• _Short problem_
Count the lines in the listing below that contain the string "bear", matching case exactly, and give only that number.
(begin)
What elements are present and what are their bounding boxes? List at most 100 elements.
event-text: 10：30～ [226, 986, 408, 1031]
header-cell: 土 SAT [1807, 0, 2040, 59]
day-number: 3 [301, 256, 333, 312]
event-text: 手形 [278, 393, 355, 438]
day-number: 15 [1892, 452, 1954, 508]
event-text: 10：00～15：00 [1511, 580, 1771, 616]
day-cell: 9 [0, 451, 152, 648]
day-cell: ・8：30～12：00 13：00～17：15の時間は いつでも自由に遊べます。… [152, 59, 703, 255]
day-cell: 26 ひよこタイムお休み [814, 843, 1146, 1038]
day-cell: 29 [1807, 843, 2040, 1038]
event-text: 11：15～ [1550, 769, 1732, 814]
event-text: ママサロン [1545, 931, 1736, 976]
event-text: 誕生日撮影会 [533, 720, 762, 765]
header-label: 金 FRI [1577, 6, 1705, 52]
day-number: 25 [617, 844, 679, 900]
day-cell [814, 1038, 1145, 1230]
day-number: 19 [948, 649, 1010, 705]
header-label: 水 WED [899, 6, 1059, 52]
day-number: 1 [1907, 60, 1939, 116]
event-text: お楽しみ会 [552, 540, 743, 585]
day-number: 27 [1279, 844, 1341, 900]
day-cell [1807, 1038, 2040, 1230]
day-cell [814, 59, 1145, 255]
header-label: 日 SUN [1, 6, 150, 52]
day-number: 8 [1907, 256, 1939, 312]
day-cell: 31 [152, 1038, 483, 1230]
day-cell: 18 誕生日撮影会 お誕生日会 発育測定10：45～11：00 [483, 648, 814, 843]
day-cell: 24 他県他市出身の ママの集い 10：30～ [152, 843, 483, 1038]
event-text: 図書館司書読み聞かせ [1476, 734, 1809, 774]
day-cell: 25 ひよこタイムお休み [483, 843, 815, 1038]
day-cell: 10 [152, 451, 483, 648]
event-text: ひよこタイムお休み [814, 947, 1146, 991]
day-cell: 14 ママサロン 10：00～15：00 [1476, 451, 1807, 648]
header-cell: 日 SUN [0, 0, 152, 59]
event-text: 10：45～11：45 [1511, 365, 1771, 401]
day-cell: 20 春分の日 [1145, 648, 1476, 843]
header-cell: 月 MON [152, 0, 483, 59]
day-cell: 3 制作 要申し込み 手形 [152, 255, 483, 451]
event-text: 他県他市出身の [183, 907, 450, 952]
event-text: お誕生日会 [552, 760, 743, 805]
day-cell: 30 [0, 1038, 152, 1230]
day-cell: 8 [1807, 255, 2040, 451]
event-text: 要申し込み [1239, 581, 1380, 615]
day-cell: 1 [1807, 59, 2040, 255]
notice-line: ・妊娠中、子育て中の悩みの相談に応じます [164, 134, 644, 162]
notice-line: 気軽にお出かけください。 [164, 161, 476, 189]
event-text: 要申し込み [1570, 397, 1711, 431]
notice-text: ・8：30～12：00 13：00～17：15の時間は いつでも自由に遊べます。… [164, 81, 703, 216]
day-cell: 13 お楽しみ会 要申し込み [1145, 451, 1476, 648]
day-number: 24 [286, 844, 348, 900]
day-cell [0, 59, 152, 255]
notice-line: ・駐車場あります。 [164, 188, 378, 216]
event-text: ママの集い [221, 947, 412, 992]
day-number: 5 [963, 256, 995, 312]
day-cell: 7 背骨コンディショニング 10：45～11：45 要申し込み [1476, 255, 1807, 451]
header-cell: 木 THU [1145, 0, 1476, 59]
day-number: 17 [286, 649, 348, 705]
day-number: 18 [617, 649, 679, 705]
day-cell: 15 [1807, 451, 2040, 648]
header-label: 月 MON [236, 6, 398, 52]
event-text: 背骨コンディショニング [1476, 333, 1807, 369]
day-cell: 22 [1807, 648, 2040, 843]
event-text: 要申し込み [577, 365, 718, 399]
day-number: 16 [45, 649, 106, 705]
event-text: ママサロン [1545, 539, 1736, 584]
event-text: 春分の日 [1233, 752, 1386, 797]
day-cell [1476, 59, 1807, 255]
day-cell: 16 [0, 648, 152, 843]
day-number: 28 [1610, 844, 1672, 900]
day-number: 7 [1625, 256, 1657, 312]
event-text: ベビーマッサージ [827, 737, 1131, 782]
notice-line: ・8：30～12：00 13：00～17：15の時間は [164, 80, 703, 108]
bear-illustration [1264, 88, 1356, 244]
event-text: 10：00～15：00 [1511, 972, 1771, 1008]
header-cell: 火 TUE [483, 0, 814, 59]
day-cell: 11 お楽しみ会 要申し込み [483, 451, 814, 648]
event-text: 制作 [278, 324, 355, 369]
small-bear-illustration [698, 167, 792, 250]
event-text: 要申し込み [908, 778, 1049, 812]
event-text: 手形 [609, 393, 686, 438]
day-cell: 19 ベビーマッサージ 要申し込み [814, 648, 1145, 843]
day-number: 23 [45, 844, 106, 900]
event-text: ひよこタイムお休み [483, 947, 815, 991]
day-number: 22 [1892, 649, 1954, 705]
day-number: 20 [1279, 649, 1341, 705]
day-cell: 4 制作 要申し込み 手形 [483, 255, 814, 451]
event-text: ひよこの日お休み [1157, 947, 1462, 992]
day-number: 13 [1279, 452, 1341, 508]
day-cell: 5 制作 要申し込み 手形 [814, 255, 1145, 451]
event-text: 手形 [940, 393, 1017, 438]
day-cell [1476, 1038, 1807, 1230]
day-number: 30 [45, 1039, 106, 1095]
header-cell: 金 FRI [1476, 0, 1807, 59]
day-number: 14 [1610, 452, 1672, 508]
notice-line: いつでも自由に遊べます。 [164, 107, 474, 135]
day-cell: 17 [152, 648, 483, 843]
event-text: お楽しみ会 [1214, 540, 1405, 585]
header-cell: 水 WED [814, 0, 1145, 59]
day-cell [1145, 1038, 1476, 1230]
(end)
• _Task response_
2